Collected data
==========

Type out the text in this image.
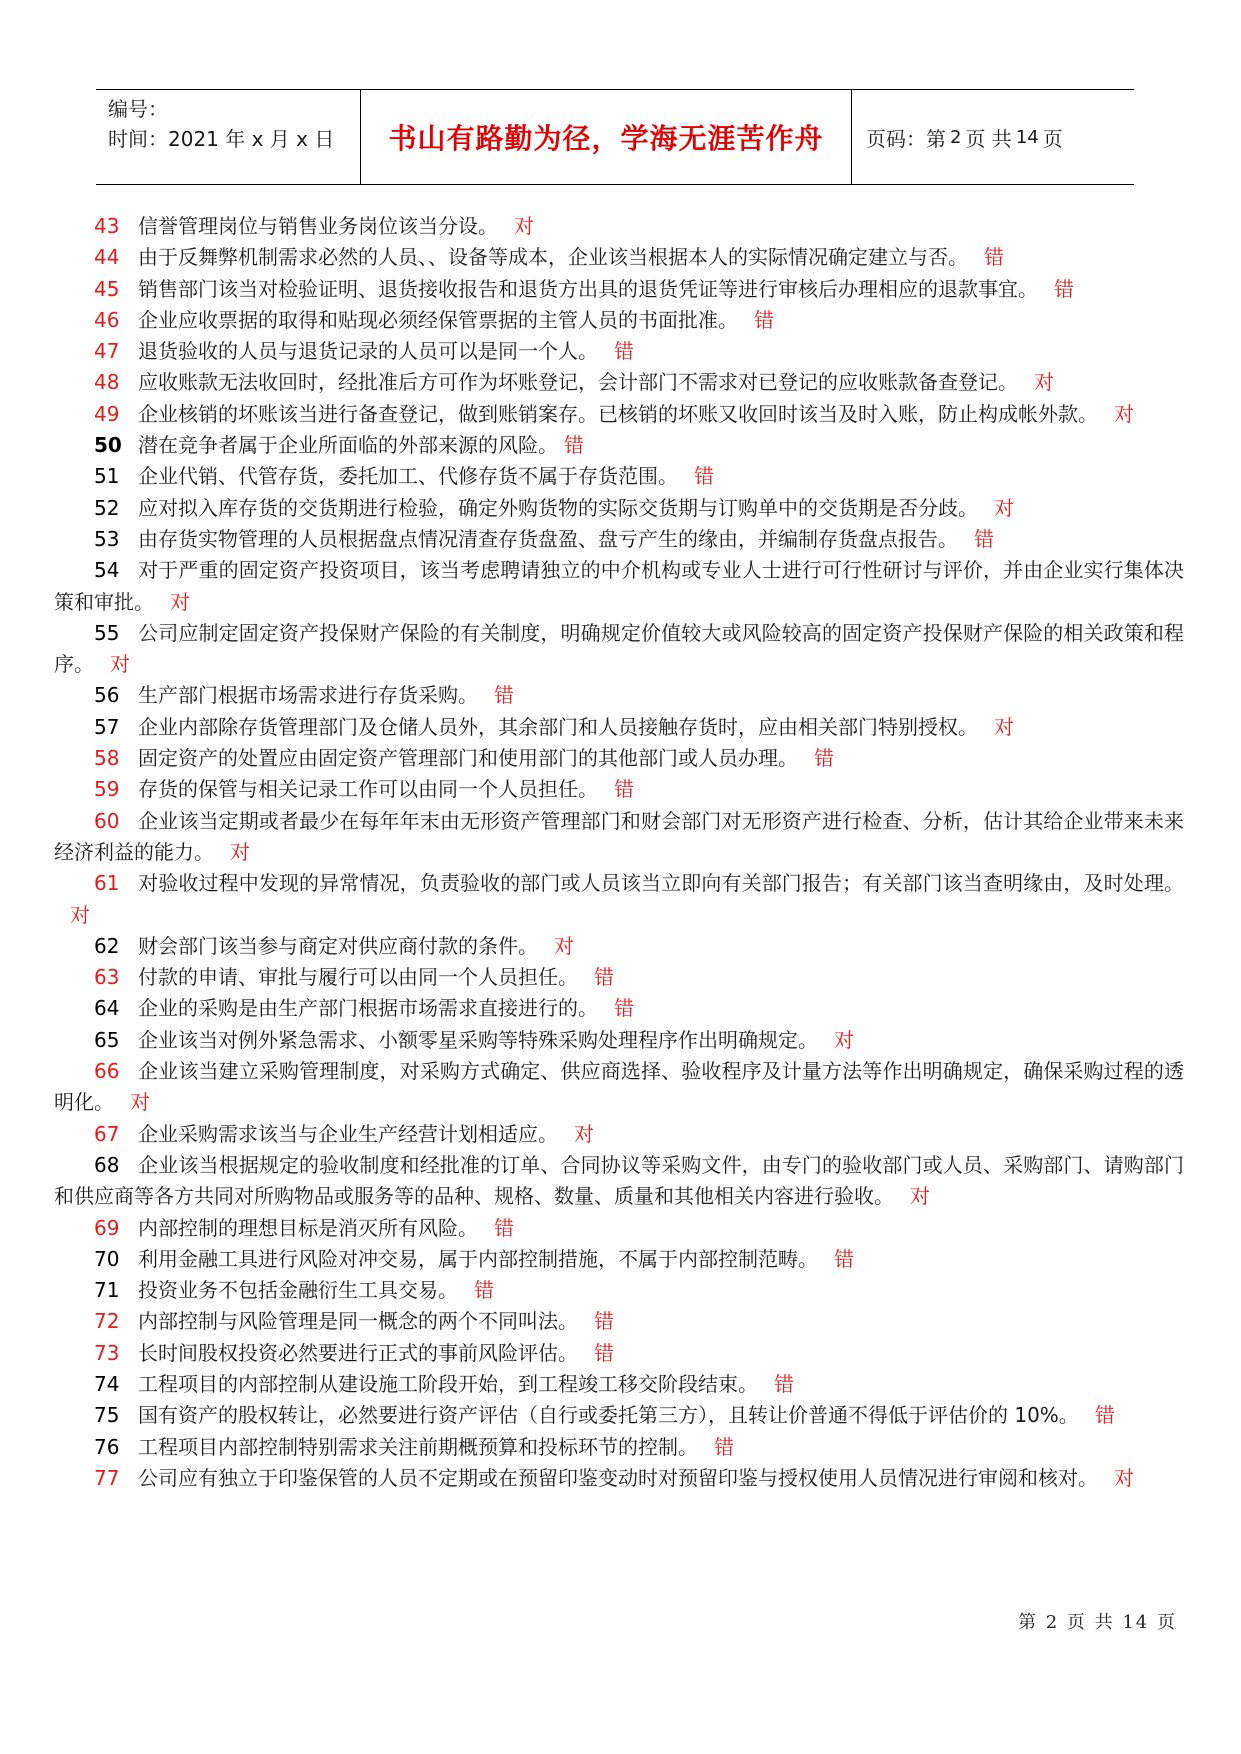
编号：
时间：2021 年 x 月 x 日	书山有路勤为径，学海无涯苦作舟	页码：第 2 页 共 14 页
43 信誉管理岗位与销售业务岗位该当分设。 对
44 由于反舞弊机制需求必然的人员、、设备等成本，企业该当根据本人的实际情况确定建立与否。 错
45 销售部门该当对检验证明、退货接收报告和退货方出具的退货凭证等进行审核后办理相应的退款事宜。 错
46 企业应收票据的取得和贴现必须经保管票据的主管人员的书面批准。 错
47 退货验收的人员与退货记录的人员可以是同一个人。 错
48 应收账款无法收回时，经批准后方可作为坏账登记，会计部门不需求对已登记的应收账款备查登记。 对
49 企业核销的坏账该当进行备查登记，做到账销案存。已核销的坏账又收回时该当及时入账，防止构成帐外款。 对
50 潜在竞争者属于企业所面临的外部来源的风险。 错
51 企业代销、代管存货，委托加工、代修存货不属于存货范围。 错
52 应对拟入库存货的交货期进行检验，确定外购货物的实际交货期与订购单中的交货期是否分歧。 对
53 由存货实物管理的人员根据盘点情况清查存货盘盈、盘亏产生的缘由，并编制存货盘点报告。 错
54 对于严重的固定资产投资项目，该当考虑聘请独立的中介机构或专业人士进行可行性研讨与评价，并由企业实行集体决策和审批。 对
55 公司应制定固定资产投保财产保险的有关制度，明确规定价值较大或风险较高的固定资产投保财产保险的相关政策和程序。 对
56 生产部门根据市场需求进行存货采购。 错
57 企业内部除存货管理部门及仓储人员外，其余部门和人员接触存货时，应由相关部门特别授权。 对
58 固定资产的处置应由固定资产管理部门和使用部门的其他部门或人员办理。 错
59 存货的保管与相关记录工作可以由同一个人员担任。 错
60 企业该当定期或者最少在每年年末由无形资产管理部门和财会部门对无形资产进行检查、分析，估计其给企业带来未来经济利益的能力。 对
61 对验收过程中发现的异常情况，负责验收的部门或人员该当立即向有关部门报告；有关部门该当查明缘由，及时处理。对
62 财会部门该当参与商定对供应商付款的条件。 对
63 付款的申请、审批与履行可以由同一个人员担任。 错
64 企业的采购是由生产部门根据市场需求直接进行的。 错
65 企业该当对例外紧急需求、小额零星采购等特殊采购处理程序作出明确规定。 对
66 企业该当建立采购管理制度，对采购方式确定、供应商选择、验收程序及计量方法等作出明确规定，确保采购过程的透明化。 对
67 企业采购需求该当与企业生产经营计划相适应。 对
68 企业该当根据规定的验收制度和经批准的订单、合同协议等采购文件，由专门的验收部门或人员、采购部门、请购部门和供应商等各方共同对所购物品或服务等的品种、规格、数量、质量和其他相关内容进行验收。 对
69 内部控制的理想目标是消灭所有风险。 错
70 利用金融工具进行风险对冲交易，属于内部控制措施，不属于内部控制范畴。 错
71 投资业务不包括金融衍生工具交易。 错
72 内部控制与风险管理是同一概念的两个不同叫法。 错
73 长时间股权投资必然要进行正式的事前风险评估。 错
74 工程项目的内部控制从建设施工阶段开始，到工程竣工移交阶段结束。 错
75 国有资产的股权转让，必然要进行资产评估（自行或委托第三方），且转让价普通不得低于评估价的 10%。 错
76 工程项目内部控制特别需求关注前期概预算和投标环节的控制。 错
77 公司应有独立于印鉴保管的人员不定期或在预留印鉴变动时对预留印鉴与授权使用人员情况进行审阅和核对。 对
第 2 页 共 14 页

==========

Problem statement
Print each line of the material above exactly, with the pictures removed from your copy.

Answer below
Type out the text in this image.
编号：
时间：2021 年 x 月 x 日	书山有路勤为径，学海无涯苦作舟	页码：第 2 页 共 14 页
43 信誉管理岗位与销售业务岗位该当分设。 对
44 由于反舞弊机制需求必然的人员、、设备等成本，企业该当根据本人的实际情况确定建立与否。 错
45 销售部门该当对检验证明、退货接收报告和退货方出具的退货凭证等进行审核后办理相应的退款事宜。 错
46 企业应收票据的取得和贴现必须经保管票据的主管人员的书面批准。 错
47 退货验收的人员与退货记录的人员可以是同一个人。 错
48 应收账款无法收回时，经批准后方可作为坏账登记，会计部门不需求对已登记的应收账款备查登记。 对
49 企业核销的坏账该当进行备查登记，做到账销案存。已核销的坏账又收回时该当及时入账，防止构成帐外款。 对
50 潜在竞争者属于企业所面临的外部来源的风险。 错
51 企业代销、代管存货，委托加工、代修存货不属于存货范围。 错
52 应对拟入库存货的交货期进行检验，确定外购货物的实际交货期与订购单中的交货期是否分歧。 对
53 由存货实物管理的人员根据盘点情况清查存货盘盈、盘亏产生的缘由，并编制存货盘点报告。 错
54 对于严重的固定资产投资项目，该当考虑聘请独立的中介机构或专业人士进行可行性研讨与评价，并由企业实行集体决策和审批。 对
55 公司应制定固定资产投保财产保险的有关制度，明确规定价值较大或风险较高的固定资产投保财产保险的相关政策和程序。 对
56 生产部门根据市场需求进行存货采购。 错
57 企业内部除存货管理部门及仓储人员外，其余部门和人员接触存货时，应由相关部门特别授权。 对
58 固定资产的处置应由固定资产管理部门和使用部门的其他部门或人员办理。 错
59 存货的保管与相关记录工作可以由同一个人员担任。 错
60 企业该当定期或者最少在每年年末由无形资产管理部门和财会部门对无形资产进行检查、分析，估计其给企业带来未来经济利益的能力。 对
61 对验收过程中发现的异常情况，负责验收的部门或人员该当立即向有关部门报告；有关部门该当查明缘由，及时处理。对
62 财会部门该当参与商定对供应商付款的条件。 对
63 付款的申请、审批与履行可以由同一个人员担任。 错
64 企业的采购是由生产部门根据市场需求直接进行的。 错
65 企业该当对例外紧急需求、小额零星采购等特殊采购处理程序作出明确规定。 对
66 企业该当建立采购管理制度，对采购方式确定、供应商选择、验收程序及计量方法等作出明确规定，确保采购过程的透明化。 对
67 企业采购需求该当与企业生产经营计划相适应。 对
68 企业该当根据规定的验收制度和经批准的订单、合同协议等采购文件，由专门的验收部门或人员、采购部门、请购部门和供应商等各方共同对所购物品或服务等的品种、规格、数量、质量和其他相关内容进行验收。 对
69 内部控制的理想目标是消灭所有风险。 错
70 利用金融工具进行风险对冲交易，属于内部控制措施，不属于内部控制范畴。 错
71 投资业务不包括金融衍生工具交易。 错
72 内部控制与风险管理是同一概念的两个不同叫法。 错
73 长时间股权投资必然要进行正式的事前风险评估。 错
74 工程项目的内部控制从建设施工阶段开始，到工程竣工移交阶段结束。 错
75 国有资产的股权转让，必然要进行资产评估（自行或委托第三方），且转让价普通不得低于评估价的 10%。 错
76 工程项目内部控制特别需求关注前期概预算和投标环节的控制。 错
77 公司应有独立于印鉴保管的人员不定期或在预留印鉴变动时对预留印鉴与授权使用人员情况进行审阅和核对。 对
第 2 页 共 14 页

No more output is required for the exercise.